Stored items:
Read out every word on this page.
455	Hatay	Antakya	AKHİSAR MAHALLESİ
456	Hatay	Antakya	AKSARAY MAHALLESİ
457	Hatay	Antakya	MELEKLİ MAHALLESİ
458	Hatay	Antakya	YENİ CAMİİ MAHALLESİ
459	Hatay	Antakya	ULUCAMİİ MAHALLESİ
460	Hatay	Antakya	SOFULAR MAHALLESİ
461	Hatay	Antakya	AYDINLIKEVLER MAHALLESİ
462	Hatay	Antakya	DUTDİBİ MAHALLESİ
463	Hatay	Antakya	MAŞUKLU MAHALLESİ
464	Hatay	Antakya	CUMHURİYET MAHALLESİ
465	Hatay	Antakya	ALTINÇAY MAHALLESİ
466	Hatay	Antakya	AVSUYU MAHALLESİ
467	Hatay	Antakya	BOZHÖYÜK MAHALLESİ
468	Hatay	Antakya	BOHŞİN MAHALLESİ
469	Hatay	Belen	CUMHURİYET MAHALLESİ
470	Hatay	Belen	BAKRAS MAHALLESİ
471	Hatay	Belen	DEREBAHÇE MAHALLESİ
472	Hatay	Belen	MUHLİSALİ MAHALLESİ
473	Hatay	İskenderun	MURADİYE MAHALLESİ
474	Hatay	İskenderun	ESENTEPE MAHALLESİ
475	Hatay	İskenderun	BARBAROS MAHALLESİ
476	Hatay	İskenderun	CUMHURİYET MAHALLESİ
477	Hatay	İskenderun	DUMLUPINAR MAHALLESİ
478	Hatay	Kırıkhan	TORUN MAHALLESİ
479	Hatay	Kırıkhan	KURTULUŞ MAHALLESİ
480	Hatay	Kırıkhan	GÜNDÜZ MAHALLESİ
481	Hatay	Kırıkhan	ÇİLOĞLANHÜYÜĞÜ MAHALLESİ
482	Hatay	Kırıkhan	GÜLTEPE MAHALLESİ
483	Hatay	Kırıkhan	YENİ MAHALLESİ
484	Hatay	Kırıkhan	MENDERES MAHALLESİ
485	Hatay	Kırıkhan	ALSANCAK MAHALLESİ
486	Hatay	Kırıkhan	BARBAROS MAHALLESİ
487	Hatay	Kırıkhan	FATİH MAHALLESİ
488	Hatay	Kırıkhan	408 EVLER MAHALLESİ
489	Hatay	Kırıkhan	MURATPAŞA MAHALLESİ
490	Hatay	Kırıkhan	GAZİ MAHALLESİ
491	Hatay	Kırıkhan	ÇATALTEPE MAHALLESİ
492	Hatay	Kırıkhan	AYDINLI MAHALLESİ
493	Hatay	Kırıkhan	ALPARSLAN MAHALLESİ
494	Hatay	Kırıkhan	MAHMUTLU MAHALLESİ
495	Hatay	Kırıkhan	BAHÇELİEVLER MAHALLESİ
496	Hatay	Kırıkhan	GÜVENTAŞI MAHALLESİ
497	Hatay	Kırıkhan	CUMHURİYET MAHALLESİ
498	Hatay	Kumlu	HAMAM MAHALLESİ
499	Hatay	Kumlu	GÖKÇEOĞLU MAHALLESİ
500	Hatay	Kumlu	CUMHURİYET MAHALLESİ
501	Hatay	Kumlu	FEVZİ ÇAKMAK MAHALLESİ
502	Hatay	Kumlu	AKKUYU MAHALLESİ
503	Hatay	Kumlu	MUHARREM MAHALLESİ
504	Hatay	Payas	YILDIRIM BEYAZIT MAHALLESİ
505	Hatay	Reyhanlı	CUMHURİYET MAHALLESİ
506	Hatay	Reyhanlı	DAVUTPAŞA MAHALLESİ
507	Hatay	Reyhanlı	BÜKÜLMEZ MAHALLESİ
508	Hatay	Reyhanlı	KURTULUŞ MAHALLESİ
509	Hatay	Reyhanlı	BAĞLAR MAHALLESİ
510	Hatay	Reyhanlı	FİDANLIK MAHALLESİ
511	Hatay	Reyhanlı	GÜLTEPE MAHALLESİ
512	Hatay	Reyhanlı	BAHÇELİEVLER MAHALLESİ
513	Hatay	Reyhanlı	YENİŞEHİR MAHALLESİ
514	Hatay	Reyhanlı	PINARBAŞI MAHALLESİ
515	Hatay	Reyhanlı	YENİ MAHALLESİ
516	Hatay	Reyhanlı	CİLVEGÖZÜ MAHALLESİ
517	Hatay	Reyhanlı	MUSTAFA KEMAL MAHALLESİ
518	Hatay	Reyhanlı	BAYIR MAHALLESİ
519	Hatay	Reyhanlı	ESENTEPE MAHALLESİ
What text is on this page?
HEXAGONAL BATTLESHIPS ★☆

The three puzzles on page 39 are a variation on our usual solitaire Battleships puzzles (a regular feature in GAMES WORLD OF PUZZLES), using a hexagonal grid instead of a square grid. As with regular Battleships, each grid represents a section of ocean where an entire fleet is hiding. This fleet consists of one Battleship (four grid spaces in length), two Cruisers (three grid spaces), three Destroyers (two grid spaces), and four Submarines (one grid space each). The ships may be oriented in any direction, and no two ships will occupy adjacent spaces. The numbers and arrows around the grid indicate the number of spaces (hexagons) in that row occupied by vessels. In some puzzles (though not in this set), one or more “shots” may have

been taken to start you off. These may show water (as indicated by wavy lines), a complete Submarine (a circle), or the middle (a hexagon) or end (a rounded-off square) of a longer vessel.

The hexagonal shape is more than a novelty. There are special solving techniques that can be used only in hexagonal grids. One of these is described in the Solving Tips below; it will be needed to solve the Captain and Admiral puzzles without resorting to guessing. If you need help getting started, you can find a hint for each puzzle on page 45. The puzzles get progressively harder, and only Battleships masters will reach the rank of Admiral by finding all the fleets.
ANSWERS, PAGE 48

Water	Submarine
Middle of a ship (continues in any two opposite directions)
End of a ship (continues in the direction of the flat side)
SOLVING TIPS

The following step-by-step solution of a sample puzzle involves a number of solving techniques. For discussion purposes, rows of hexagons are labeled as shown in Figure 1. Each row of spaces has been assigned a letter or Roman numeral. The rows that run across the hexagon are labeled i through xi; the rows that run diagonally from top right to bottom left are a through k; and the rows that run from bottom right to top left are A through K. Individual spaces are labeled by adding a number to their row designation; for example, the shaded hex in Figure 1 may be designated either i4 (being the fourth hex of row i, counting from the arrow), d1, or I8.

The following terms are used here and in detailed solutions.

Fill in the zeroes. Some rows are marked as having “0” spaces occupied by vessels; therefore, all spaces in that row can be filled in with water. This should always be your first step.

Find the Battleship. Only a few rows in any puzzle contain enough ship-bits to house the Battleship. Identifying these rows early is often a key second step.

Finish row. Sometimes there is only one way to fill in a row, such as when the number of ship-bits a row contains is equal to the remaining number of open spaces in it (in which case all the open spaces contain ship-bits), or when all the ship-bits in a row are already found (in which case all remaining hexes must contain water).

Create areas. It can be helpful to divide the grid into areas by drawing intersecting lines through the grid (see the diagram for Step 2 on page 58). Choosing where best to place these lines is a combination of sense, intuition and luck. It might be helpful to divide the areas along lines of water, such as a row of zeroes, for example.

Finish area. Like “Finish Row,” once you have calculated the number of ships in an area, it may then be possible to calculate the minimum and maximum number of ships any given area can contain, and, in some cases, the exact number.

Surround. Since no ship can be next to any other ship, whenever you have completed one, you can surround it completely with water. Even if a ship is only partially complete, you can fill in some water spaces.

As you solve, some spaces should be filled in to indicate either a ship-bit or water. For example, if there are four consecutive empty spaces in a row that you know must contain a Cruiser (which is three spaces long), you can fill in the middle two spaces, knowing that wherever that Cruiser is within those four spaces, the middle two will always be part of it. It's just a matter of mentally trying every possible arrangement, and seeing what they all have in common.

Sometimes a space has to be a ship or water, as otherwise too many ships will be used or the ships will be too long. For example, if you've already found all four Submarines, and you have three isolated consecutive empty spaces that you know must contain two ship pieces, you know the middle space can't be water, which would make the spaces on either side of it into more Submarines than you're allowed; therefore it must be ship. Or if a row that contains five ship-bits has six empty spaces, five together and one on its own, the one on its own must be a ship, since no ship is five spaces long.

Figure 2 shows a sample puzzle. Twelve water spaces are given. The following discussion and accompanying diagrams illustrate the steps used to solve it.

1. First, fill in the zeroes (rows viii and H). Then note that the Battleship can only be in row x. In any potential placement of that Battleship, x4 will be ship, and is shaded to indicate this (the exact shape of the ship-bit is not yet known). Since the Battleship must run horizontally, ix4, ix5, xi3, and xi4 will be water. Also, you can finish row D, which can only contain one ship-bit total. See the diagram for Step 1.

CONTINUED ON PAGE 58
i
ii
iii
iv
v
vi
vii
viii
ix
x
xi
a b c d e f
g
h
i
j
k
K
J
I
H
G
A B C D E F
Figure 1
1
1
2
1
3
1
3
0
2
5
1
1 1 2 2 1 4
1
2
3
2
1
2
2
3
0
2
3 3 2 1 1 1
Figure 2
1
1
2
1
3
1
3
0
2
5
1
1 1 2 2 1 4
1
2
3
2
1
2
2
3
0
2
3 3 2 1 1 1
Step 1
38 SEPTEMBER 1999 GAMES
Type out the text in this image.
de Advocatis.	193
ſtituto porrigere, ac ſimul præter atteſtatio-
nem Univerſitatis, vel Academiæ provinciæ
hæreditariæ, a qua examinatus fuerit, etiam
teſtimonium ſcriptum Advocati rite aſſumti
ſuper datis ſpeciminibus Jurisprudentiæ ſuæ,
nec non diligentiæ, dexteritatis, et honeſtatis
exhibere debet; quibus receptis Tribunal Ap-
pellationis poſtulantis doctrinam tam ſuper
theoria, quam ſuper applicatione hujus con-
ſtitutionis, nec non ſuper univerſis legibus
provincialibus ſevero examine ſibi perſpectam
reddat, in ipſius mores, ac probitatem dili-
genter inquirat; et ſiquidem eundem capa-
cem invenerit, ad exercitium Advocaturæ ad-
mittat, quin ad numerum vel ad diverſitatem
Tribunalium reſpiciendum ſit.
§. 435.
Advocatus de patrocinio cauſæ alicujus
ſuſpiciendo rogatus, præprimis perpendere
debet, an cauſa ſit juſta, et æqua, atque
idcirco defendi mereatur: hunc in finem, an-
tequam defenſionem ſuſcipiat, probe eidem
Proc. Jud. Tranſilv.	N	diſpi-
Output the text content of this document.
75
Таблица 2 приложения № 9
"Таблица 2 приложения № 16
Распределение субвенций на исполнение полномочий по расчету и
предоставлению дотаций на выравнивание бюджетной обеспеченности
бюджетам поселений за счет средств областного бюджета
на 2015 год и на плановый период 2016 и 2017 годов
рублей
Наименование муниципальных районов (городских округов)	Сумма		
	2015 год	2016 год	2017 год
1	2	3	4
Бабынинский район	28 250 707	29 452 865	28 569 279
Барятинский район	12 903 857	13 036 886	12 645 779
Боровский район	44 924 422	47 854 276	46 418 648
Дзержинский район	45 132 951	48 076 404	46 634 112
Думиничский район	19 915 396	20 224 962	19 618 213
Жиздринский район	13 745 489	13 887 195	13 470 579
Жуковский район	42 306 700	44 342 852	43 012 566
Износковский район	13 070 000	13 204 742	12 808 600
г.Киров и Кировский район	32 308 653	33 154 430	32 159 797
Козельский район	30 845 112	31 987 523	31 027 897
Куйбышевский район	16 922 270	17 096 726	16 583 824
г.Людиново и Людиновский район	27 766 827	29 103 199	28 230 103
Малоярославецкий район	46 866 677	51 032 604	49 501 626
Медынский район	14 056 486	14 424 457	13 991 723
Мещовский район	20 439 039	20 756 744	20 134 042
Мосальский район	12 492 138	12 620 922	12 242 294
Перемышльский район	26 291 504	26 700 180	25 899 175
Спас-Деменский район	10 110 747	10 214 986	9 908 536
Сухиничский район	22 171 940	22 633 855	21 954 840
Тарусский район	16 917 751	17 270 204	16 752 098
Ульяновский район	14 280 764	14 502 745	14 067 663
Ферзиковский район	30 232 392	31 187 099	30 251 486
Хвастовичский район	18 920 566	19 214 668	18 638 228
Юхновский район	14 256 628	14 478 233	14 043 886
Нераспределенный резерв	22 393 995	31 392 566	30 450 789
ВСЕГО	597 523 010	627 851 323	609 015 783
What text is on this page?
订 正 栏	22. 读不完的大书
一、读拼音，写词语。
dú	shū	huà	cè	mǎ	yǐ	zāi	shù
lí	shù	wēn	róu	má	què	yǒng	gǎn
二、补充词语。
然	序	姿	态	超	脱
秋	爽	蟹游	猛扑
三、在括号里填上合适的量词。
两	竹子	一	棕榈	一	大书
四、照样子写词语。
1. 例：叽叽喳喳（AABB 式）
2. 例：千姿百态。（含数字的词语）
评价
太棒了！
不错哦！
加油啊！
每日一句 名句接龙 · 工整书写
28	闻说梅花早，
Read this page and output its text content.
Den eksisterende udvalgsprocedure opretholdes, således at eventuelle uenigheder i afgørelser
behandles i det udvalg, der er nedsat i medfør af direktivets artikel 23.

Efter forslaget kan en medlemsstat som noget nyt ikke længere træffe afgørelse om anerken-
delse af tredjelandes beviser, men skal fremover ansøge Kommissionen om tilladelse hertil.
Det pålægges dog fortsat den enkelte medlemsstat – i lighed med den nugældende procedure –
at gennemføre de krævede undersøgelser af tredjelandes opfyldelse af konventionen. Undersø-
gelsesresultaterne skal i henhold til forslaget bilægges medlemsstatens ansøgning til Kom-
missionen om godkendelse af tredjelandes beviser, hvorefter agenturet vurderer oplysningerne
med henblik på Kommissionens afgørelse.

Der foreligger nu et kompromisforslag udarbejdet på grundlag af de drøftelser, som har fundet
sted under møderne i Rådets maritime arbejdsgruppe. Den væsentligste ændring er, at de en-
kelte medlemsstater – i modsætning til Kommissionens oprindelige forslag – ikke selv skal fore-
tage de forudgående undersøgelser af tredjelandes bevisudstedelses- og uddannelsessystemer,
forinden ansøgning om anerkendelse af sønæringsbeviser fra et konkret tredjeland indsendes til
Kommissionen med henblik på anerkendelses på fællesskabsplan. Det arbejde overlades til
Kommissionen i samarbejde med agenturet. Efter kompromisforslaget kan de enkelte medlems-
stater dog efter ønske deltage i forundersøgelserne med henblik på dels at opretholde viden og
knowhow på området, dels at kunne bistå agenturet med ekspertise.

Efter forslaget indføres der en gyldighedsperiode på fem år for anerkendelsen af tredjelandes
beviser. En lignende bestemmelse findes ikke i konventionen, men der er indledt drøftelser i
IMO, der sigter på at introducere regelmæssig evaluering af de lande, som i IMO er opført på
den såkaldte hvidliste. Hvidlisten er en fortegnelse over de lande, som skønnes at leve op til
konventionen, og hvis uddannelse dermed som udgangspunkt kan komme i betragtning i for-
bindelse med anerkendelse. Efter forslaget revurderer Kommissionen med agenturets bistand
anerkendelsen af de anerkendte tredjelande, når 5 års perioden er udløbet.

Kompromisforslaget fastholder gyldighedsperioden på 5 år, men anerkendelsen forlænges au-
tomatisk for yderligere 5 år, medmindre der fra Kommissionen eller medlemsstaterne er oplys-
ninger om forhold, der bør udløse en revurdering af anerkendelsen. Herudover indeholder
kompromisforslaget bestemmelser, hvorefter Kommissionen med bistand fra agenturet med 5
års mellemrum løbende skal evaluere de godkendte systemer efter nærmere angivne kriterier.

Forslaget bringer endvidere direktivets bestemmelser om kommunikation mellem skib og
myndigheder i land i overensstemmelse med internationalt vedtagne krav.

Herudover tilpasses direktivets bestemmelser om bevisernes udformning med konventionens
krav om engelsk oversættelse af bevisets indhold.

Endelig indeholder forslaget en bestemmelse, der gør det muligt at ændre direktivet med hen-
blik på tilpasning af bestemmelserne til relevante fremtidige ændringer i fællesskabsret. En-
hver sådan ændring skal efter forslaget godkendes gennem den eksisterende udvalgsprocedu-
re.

Task to carry out ▸ Keep only the lines that hold the string "continues", and copy them out.

In response ▸
Middle of a ship (continues in any two opposite directions)
End of a ship (continues in the direction of the flat side)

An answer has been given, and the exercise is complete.